### PETUNJUK 1
Ubah baris-baris data anotasi tata letak menjadi tabel Markdown berkolom "No" dan "Isi Baris". Ambil semuanya, dari baris yang memuat "heatmap-cell <box>413 253 425 282</box>" hingga baris yang memuat "heatmap-cell <box>140 395 152 424</box>", dan lewati baris yang kosong.

Suasana Islamic Center Cisaat, Sukabumi, mendadak hening ketika Bupati Sukmawijaya meminta salah seorang camat menyebutkan empat penyebab kematian ibu saat melahirkan. Peserta pertemuan baru sadar kalau orang nomor satu di kabupaten dengan daerah paling luas di Jawa dan Bali tersebut serius menginginkan jawaban tepat dari setiap kepala yang ada di seantero ruangan. Sejumlah camat dan kepala desa tampak saling memandang seolah meminta bantuan jawaban mengantisipasi pertanyaan sejenis dilemparkan kepada mereka.
Jawaban pun meluncur sekenanya. Sukma kecewa. Dia meminta camat mencari jawaban dari kolegenya. Pertanyaan terus meluncur kepada sejumlah hadirin dan bahkan kepala dinas dan badan yang duduk satu deret dengan peraih penghargaan prestisius Satyalencana Wirakarya Bidang Kependudukan dan Keluarga Berencana tersebut. Angka kematian ibu (AKI) dan angka kematian bayi (AKB) memang tengah menjadi sorotan Sukma. Dia pun getol melakukan evaluasi setiap bulannya. Semua bidang yang berhubungan dengan AKI dan AKB harus hadir.
“Yang mendasarinya adalah realitas. Faktanya kematian ibu di Kabupaten Sukabumi merupakan yang tertinggi di Jawa Barat. Perlu terobosan untuk mengubah cara kerja kita. Berarti ada yang salah dengan cara kerja kita selama ini. Saya juga jujur baru menyadari saat ini. Selama ini kita lebih percaya saja sama dinas. Sudahlah yang penting target-target tercapai. Ternyata tidak cukup, perlu ada terobosan,” kata Sukmawijaya saat dicegat usai melakukan evaluasi massal tersebut di Islamic Center Cisaat, Sukabumi, 12 Desember 2013 lalu.

### PETUNJUK 2
Tulis ulang seluruh teks tentang kematian ibu di Sukabumi di atas persis sama, tanpa satu kata pun diubah.

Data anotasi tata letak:
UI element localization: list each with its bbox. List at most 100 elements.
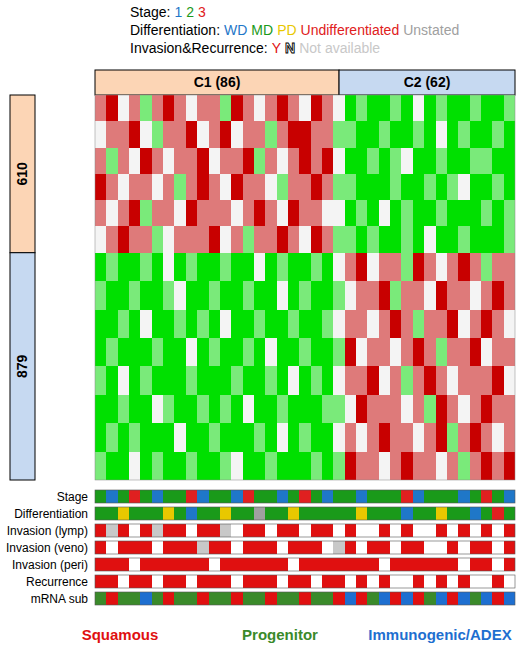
heatmap-cell <box>413 253 425 282</box>
track-cell <box>140 558 152 571</box>
heatmap-cell <box>311 226 323 253</box>
heatmap-cell <box>356 174 368 201</box>
heatmap-cell <box>322 200 334 227</box>
heatmap-cell <box>129 366 141 395</box>
heatmap-cell <box>492 200 504 227</box>
heatmap-cell <box>118 452 130 480</box>
column-cluster <box>339 70 515 95</box>
heatmap-cell <box>140 338 152 367</box>
heatmap-cell <box>243 310 255 339</box>
heatmap-cell <box>231 200 243 227</box>
heatmap-cell <box>413 423 425 452</box>
track <box>95 575 515 588</box>
track-cell <box>163 575 175 588</box>
heatmap-cell <box>118 95 130 122</box>
heatmap-cell <box>243 281 255 310</box>
heatmap-cell <box>458 338 470 367</box>
heatmap-cell <box>333 226 345 253</box>
heatmap-cell <box>379 200 391 227</box>
heatmap-cell <box>470 423 482 452</box>
track-cell <box>288 541 300 554</box>
heatmap-cell <box>118 338 130 367</box>
track-cell <box>299 524 311 537</box>
heatmap-cell <box>254 395 266 424</box>
heatmap-cell <box>140 395 152 424</box>
heatmap-cell <box>95 121 107 148</box>
track-cell <box>436 524 448 537</box>
track-cell <box>379 507 391 520</box>
heatmap-cell <box>186 395 198 424</box>
heatmap-cell <box>277 121 289 148</box>
heatmap-cell <box>379 366 391 395</box>
heatmap-cell <box>311 395 323 424</box>
heatmap-cell <box>186 121 198 148</box>
heatmap-cell <box>197 366 209 395</box>
heatmap-cell <box>220 121 232 148</box>
heatmap-cell <box>186 281 198 310</box>
track-cell <box>265 592 277 605</box>
heatmap-cell <box>458 148 470 175</box>
heatmap-cell <box>265 226 277 253</box>
track-cell <box>424 524 436 537</box>
heatmap-cell <box>152 338 164 367</box>
heatmap-cell <box>390 395 402 424</box>
heatmap-cell <box>129 310 141 339</box>
heatmap-cell <box>367 200 379 227</box>
track-cell <box>265 490 277 503</box>
heatmap-cell <box>345 281 357 310</box>
track-cell <box>140 490 152 503</box>
track-cell <box>311 524 323 537</box>
heatmap-cell <box>152 174 164 201</box>
heatmap-cell <box>277 366 289 395</box>
heatmap-cell <box>95 452 107 480</box>
track-cell <box>299 490 311 503</box>
heatmap-cell <box>243 200 255 227</box>
track-cell <box>106 575 118 588</box>
heatmap-cell <box>118 174 130 201</box>
heatmap-cell <box>197 95 209 122</box>
legend-item: Undifferentiated <box>301 22 400 38</box>
heatmap-cell <box>140 423 152 452</box>
track-cell <box>345 541 357 554</box>
heatmap-cell <box>197 423 209 452</box>
heatmap-cell <box>299 310 311 339</box>
track-cell <box>277 575 289 588</box>
heatmap-cell <box>197 121 209 148</box>
track-cell <box>152 490 164 503</box>
track-cell <box>492 507 504 520</box>
track-cell <box>447 558 459 571</box>
heatmap-cell <box>504 253 515 282</box>
heatmap-cell <box>390 338 402 367</box>
heatmap-cell <box>288 174 300 201</box>
heatmap-cell <box>311 95 323 122</box>
heatmap-cell <box>367 423 379 452</box>
heatmap-cell <box>163 253 175 282</box>
heatmap-cell <box>481 121 493 148</box>
heatmap-cell <box>197 226 209 253</box>
heatmap-cell <box>288 423 300 452</box>
track-cell <box>254 507 266 520</box>
heatmap-cell <box>174 200 186 227</box>
track-cell <box>470 490 482 503</box>
heatmap-cell <box>322 395 334 424</box>
heatmap-cell <box>367 281 379 310</box>
heatmap-cell <box>413 95 425 122</box>
heatmap-cell <box>345 423 357 452</box>
track-cell <box>277 592 289 605</box>
heatmap-cell <box>322 423 334 452</box>
heatmap-cell <box>106 95 118 122</box>
heatmap-cell <box>311 281 323 310</box>
track-cell <box>163 558 175 571</box>
heatmap-cell <box>322 121 334 148</box>
heatmap-cell <box>265 148 277 175</box>
track-cell <box>413 524 425 537</box>
track-cell <box>436 541 448 554</box>
heatmap-cell <box>277 395 289 424</box>
heatmap-cell <box>390 200 402 227</box>
track-cell <box>390 592 402 605</box>
track-cell <box>174 592 186 605</box>
heatmap-cell <box>254 174 266 201</box>
track-frame <box>95 507 515 520</box>
track-cell <box>265 558 277 571</box>
track <box>95 558 515 571</box>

### JAWABAN TUGAS 1
| No | Isi Baris |
|---|---|
| 1 | heatmap-cell <box>413 253 425 282</box> |
| 2 | track-cell <box>140 558 152 571</box> |
| 3 | heatmap-cell <box>311 226 323 253</box> |
| 4 | heatmap-cell <box>356 174 368 201</box> |
| 5 | heatmap-cell <box>322 200 334 227</box> |
| 6 | heatmap-cell <box>129 366 141 395</box> |
| 7 | heatmap-cell <box>492 200 504 227</box> |
| 8 | heatmap-cell <box>118 452 130 480</box> |
| 9 | column-cluster <box>339 70 515 95</box> |
| 10 | heatmap-cell <box>140 338 152 367</box> |
| 11 | heatmap-cell <box>243 310 255 339</box> |
| 12 | heatmap-cell <box>231 200 243 227</box> |
| 13 | heatmap-cell <box>413 423 425 452</box> |
| 14 | track <box>95 575 515 588</box> |
| 15 | track-cell <box>163 575 175 588</box> |
| 16 | heatmap-cell <box>118 95 130 122</box> |
| 17 | heatmap-cell <box>243 281 255 310</box> |
| 18 | heatmap-cell <box>458 338 470 367</box> |
| 19 | heatmap-cell <box>333 226 345 253</box> |
| 20 | heatmap-cell <box>379 200 391 227</box> |
| 21 | heatmap-cell <box>470 423 482 452</box> |
| 22 | track-cell <box>288 541 300 554</box> |
| 23 | heatmap-cell <box>118 338 130 367</box> |
| 24 | track-cell <box>299 524 311 537</box> |
| 25 | heatmap-cell <box>254 395 266 424</box> |
| 26 | heatmap-cell <box>140 395 152 424</box> |

### JAWABAN TUGAS 2
Suasana Islamic Center Cisaat, Sukabumi, mendadak hening ketika Bupati Sukmawijaya meminta salah seorang camat menyebutkan empat penyebab kematian ibu saat melahirkan. Peserta pertemuan baru sadar kalau orang nomor satu di kabupaten dengan daerah paling luas di Jawa dan Bali tersebut serius menginginkan jawaban tepat dari setiap kepala yang ada di seantero ruangan. Sejumlah camat dan kepala desa tampak saling memandang seolah meminta bantuan jawaban mengantisipasi pertanyaan sejenis dilemparkan kepada mereka.
Jawaban pun meluncur sekenanya. Sukma kecewa. Dia meminta camat mencari jawaban dari kolegenya. Pertanyaan terus meluncur kepada sejumlah hadirin dan bahkan kepala dinas dan badan yang duduk satu deret dengan peraih penghargaan prestisius Satyalencana Wirakarya Bidang Kependudukan dan Keluarga Berencana tersebut. Angka kematian ibu (AKI) dan angka kematian bayi (AKB) memang tengah menjadi sorotan Sukma. Dia pun getol melakukan evaluasi setiap bulannya. Semua bidang yang berhubungan dengan AKI dan AKB harus hadir.
“Yang mendasarinya adalah realitas. Faktanya kematian ibu di Kabupaten Sukabumi merupakan yang tertinggi di Jawa Barat. Perlu terobosan untuk mengubah cara kerja kita. Berarti ada yang salah dengan cara kerja kita selama ini. Saya juga jujur baru menyadari saat ini. Selama ini kita lebih percaya saja sama dinas. Sudahlah yang penting target-target tercapai. Ternyata tidak cukup, perlu ada terobosan,” kata Sukmawijaya saat dicegat usai melakukan evaluasi massal tersebut di Islamic Center Cisaat, Sukabumi, 12 Desember 2013 lalu.